Scan the listing below. Report each line that includes "USDT".

Saved entries:

** begin **

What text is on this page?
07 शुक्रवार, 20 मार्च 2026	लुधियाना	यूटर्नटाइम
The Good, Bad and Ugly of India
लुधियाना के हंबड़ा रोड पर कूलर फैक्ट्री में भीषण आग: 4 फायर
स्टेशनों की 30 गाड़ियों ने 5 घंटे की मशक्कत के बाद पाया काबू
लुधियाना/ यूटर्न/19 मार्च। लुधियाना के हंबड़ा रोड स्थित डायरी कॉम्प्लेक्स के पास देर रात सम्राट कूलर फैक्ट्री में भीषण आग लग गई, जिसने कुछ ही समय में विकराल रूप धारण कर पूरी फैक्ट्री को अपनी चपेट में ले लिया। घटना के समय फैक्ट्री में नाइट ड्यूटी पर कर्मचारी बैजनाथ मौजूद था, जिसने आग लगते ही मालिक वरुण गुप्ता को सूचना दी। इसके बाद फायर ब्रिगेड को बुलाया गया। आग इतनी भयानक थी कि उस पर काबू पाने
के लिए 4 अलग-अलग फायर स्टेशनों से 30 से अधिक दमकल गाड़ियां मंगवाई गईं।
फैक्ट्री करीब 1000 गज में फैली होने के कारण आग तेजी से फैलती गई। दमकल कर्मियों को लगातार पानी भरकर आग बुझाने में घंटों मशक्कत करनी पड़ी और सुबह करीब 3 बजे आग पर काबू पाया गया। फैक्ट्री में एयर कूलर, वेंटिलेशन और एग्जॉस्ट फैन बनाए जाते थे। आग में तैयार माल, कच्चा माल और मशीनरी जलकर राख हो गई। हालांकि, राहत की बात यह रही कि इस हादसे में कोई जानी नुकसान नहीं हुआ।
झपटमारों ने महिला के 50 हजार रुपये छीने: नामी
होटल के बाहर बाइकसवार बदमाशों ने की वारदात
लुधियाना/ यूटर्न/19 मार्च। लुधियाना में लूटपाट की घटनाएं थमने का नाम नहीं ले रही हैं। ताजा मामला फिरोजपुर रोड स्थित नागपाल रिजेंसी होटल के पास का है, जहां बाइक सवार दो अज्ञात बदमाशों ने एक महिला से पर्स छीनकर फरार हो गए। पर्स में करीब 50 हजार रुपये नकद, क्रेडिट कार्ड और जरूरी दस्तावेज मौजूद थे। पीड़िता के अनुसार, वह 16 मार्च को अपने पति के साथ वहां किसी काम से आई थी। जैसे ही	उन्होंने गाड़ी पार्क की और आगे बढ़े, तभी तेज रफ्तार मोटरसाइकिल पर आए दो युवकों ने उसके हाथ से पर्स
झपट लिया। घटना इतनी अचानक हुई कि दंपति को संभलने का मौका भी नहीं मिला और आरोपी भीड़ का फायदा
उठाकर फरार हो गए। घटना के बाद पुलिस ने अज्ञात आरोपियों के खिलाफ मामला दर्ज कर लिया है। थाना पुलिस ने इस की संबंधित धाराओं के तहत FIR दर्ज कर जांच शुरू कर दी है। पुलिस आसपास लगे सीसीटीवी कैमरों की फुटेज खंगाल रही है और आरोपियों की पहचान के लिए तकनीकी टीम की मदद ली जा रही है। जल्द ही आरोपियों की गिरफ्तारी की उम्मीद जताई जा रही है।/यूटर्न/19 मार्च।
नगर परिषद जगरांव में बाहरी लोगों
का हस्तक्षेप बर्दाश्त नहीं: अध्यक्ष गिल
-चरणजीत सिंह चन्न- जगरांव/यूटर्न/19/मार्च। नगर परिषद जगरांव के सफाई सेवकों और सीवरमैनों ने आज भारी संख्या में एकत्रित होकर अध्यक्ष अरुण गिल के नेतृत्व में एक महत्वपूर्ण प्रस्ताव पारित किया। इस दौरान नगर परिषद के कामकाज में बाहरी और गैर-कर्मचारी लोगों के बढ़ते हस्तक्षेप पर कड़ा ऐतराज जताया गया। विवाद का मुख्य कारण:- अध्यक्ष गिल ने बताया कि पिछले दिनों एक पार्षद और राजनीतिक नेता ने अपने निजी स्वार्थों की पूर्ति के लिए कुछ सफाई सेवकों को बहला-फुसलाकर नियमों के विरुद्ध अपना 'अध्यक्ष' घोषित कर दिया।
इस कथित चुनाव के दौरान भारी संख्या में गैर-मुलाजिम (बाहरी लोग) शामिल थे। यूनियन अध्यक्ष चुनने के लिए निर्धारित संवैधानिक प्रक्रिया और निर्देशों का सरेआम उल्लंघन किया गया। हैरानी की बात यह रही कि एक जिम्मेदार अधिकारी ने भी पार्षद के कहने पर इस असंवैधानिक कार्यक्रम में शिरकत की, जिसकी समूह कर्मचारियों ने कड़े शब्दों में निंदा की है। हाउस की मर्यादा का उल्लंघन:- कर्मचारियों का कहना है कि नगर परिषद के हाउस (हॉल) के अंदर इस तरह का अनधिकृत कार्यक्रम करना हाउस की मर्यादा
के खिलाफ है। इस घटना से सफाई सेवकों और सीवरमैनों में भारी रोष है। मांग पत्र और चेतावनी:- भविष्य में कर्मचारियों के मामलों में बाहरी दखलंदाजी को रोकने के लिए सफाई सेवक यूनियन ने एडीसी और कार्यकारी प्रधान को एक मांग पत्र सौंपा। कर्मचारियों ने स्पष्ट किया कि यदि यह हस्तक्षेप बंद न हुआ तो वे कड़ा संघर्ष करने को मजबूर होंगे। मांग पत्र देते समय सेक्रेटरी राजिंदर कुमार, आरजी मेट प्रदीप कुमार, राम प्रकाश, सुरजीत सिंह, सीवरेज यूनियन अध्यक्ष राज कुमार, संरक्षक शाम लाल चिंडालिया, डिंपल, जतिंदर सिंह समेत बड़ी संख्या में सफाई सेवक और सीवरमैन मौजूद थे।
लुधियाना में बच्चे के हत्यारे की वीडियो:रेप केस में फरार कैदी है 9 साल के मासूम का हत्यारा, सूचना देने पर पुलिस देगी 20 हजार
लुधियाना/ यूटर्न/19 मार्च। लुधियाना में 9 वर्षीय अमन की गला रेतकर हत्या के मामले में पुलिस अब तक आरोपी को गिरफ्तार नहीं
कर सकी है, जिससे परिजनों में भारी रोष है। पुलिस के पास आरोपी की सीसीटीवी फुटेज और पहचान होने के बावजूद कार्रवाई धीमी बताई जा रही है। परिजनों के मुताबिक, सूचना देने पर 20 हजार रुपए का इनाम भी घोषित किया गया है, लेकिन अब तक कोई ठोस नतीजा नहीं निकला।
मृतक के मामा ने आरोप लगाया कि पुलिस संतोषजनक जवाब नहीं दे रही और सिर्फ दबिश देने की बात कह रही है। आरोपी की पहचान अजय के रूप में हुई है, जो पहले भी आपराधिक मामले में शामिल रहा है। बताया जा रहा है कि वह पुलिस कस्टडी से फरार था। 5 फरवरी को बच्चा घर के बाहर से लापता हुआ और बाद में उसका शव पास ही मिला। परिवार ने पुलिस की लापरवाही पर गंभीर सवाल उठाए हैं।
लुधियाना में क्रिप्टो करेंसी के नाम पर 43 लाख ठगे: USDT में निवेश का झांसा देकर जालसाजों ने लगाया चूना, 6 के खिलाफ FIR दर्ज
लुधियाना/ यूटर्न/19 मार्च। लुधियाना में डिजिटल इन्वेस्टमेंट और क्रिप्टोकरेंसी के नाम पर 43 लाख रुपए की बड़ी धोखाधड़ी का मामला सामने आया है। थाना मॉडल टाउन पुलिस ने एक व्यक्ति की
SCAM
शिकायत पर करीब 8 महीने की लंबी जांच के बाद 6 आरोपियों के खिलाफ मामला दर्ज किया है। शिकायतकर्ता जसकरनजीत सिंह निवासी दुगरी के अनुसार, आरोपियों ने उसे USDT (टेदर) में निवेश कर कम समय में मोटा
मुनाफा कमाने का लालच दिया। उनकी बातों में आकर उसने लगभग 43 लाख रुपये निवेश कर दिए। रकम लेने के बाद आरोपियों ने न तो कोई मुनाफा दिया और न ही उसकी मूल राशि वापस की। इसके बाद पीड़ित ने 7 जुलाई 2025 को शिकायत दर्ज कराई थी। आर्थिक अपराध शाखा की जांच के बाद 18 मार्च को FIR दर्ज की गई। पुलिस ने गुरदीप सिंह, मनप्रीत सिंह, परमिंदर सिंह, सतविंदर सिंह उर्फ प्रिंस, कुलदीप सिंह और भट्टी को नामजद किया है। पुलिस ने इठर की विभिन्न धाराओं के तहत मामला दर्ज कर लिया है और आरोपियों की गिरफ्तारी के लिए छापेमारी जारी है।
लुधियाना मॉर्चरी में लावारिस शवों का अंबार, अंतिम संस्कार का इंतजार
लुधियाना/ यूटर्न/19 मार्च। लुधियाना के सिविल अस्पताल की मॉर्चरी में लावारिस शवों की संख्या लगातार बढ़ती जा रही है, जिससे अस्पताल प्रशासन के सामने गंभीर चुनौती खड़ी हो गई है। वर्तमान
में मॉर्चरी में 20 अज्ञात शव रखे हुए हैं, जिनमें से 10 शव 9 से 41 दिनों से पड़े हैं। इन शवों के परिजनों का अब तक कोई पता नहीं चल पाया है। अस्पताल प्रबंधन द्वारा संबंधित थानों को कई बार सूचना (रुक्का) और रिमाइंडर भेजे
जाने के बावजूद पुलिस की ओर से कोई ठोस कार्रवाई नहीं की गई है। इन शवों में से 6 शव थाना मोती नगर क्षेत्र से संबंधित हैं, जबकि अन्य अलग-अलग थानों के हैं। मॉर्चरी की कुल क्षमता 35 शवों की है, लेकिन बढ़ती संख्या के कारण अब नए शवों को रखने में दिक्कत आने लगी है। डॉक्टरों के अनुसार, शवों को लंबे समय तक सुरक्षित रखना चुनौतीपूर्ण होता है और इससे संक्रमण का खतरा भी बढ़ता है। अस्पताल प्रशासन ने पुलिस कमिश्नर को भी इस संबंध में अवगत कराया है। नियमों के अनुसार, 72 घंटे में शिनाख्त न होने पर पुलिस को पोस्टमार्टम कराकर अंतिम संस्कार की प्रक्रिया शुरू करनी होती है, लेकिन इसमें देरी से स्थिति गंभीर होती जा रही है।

** end **

OUTPUT:
लुधियाना में क्रिप्टो करेंसी के नाम पर 43 लाख ठगे: USDT में निवेश का झांसा देकर जालसाजों ने लगाया चूना, 6 के खिलाफ FIR दर्ज
शिकायत पर करीब 8 महीने की लंबी जांच के बाद 6 आरोपियों के खिलाफ मामला दर्ज किया है। शिकायतकर्ता जसकरनजीत सिंह निवासी दुगरी के अनुसार, आरोपियों ने उसे USDT (टेदर) में निवेश कर कम समय में मोटा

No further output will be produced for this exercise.